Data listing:
________________________________________

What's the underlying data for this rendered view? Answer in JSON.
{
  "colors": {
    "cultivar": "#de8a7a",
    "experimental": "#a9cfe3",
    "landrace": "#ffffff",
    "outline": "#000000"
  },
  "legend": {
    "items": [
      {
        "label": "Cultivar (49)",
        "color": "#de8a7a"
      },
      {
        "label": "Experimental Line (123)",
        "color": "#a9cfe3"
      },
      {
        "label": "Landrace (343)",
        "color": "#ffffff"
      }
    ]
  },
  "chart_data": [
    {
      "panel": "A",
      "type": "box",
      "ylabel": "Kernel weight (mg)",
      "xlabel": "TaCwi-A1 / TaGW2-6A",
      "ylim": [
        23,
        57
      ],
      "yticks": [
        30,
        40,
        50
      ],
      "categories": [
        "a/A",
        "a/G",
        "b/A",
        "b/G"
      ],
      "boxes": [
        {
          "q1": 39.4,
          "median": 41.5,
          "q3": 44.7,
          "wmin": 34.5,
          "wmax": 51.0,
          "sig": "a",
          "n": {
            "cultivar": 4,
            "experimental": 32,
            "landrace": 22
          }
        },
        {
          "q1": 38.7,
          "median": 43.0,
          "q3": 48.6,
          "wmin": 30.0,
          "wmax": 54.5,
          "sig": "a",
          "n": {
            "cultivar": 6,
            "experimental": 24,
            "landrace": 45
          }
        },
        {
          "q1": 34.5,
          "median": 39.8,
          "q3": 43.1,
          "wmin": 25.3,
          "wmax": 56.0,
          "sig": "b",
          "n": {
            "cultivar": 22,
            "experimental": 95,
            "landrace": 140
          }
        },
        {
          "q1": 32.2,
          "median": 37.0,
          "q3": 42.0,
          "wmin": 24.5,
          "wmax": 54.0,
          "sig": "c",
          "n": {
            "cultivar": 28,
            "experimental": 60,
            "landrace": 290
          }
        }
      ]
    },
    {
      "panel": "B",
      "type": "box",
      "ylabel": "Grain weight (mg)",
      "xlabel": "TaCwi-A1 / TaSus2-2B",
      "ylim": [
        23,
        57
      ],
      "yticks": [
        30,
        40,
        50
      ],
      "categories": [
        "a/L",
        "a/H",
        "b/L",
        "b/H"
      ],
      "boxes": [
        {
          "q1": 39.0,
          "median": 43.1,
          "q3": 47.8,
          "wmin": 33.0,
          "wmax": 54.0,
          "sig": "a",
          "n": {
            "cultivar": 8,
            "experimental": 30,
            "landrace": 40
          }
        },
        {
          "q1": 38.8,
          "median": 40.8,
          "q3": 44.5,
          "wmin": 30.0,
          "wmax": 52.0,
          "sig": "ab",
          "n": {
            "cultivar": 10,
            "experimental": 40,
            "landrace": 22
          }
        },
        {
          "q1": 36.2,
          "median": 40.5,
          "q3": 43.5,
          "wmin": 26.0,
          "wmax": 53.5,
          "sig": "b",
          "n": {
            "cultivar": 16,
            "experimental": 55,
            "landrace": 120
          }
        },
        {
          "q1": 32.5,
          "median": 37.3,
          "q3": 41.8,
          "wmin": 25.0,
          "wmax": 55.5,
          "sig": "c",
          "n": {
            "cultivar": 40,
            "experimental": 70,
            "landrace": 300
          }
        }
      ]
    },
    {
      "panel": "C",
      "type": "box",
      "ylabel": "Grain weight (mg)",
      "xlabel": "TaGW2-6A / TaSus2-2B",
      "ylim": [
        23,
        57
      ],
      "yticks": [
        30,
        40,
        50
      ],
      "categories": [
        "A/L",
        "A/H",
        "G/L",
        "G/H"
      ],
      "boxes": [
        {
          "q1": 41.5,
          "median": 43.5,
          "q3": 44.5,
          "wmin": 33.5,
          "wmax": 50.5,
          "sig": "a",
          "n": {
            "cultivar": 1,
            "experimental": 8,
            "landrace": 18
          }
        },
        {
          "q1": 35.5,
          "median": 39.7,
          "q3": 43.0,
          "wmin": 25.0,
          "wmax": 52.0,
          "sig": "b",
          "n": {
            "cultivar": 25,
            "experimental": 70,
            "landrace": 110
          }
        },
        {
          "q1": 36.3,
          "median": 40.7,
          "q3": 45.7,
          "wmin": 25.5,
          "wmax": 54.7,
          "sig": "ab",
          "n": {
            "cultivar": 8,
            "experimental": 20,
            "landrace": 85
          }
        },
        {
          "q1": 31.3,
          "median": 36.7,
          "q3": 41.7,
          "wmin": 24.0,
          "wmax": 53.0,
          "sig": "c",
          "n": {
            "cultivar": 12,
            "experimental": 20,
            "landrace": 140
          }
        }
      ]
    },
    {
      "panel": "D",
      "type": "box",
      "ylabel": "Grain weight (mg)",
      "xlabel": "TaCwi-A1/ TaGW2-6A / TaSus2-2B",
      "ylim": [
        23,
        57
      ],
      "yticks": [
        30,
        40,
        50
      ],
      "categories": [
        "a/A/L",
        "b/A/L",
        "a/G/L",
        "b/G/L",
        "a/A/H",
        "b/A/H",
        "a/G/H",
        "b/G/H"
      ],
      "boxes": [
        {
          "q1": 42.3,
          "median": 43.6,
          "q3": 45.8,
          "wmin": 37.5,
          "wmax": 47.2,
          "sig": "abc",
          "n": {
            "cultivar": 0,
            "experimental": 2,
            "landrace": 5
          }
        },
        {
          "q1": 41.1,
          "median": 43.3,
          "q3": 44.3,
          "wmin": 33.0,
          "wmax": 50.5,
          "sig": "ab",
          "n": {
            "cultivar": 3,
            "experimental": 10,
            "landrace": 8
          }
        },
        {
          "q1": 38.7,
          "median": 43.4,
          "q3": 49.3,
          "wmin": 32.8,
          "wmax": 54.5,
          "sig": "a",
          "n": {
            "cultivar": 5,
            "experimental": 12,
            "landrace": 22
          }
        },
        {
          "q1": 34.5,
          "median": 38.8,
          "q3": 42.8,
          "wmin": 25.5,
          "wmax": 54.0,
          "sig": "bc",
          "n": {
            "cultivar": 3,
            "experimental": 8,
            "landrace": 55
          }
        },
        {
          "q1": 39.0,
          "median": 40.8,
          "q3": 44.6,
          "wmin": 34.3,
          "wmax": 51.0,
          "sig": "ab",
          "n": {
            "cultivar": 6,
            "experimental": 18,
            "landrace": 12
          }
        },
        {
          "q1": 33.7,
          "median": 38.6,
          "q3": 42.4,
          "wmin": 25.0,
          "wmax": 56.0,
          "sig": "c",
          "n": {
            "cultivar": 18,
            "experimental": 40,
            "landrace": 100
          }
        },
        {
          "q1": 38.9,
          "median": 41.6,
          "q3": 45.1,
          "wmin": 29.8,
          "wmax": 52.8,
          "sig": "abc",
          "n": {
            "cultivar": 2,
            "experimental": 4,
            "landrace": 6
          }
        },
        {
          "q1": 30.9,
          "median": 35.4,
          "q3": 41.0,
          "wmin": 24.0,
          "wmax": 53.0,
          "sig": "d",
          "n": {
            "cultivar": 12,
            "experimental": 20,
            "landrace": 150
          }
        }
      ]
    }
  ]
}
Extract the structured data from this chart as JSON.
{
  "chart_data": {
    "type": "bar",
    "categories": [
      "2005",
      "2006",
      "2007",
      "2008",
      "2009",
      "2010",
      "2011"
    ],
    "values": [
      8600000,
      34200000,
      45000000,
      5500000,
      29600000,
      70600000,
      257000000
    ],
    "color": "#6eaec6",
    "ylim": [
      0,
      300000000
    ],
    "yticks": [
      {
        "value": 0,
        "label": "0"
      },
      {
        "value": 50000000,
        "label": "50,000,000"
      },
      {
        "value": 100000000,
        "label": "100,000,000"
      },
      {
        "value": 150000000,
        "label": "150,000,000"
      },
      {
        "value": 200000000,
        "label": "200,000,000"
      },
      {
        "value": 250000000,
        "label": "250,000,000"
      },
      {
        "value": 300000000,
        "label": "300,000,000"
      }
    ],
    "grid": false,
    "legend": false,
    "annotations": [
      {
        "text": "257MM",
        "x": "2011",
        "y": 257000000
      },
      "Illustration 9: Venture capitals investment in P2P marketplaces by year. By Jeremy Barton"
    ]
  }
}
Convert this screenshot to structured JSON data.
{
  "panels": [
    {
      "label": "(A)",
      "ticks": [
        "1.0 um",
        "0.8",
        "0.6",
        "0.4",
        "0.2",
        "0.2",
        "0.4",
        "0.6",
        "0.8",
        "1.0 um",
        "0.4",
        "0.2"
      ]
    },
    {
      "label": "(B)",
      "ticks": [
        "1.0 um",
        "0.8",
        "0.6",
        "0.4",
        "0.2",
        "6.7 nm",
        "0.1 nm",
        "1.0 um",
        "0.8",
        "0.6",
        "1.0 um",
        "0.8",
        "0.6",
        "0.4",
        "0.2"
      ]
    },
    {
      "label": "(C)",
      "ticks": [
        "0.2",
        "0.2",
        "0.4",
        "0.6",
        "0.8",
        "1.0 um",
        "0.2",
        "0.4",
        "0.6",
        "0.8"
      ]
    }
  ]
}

________________________________________

### Stated problem
Beginning at the line that holds "Convert this screenshot", write out word for word each line through the end of the records.

### Solved exercise
Convert this screenshot to structured JSON data.
{
  "panels": [
    {
      "label": "(A)",
      "ticks": [
        "1.0 um",
        "0.8",
        "0.6",
        "0.4",
        "0.2",
        "0.2",
        "0.4",
        "0.6",
        "0.8",
        "1.0 um",
        "0.4",
        "0.2"
      ]
    },
    {
      "label": "(B)",
      "ticks": [
        "1.0 um",
        "0.8",
        "0.6",
        "0.4",
        "0.2",
        "6.7 nm",
        "0.1 nm",
        "1.0 um",
        "0.8",
        "0.6",
        "1.0 um",
        "0.8",
        "0.6",
        "0.4",
        "0.2"
      ]
    },
    {
      "label": "(C)",
      "ticks": [
        "0.2",
        "0.2",
        "0.4",
        "0.6",
        "0.8",
        "1.0 um",
        "0.2",
        "0.4",
        "0.6",
        "0.8"
      ]
    }
  ]
}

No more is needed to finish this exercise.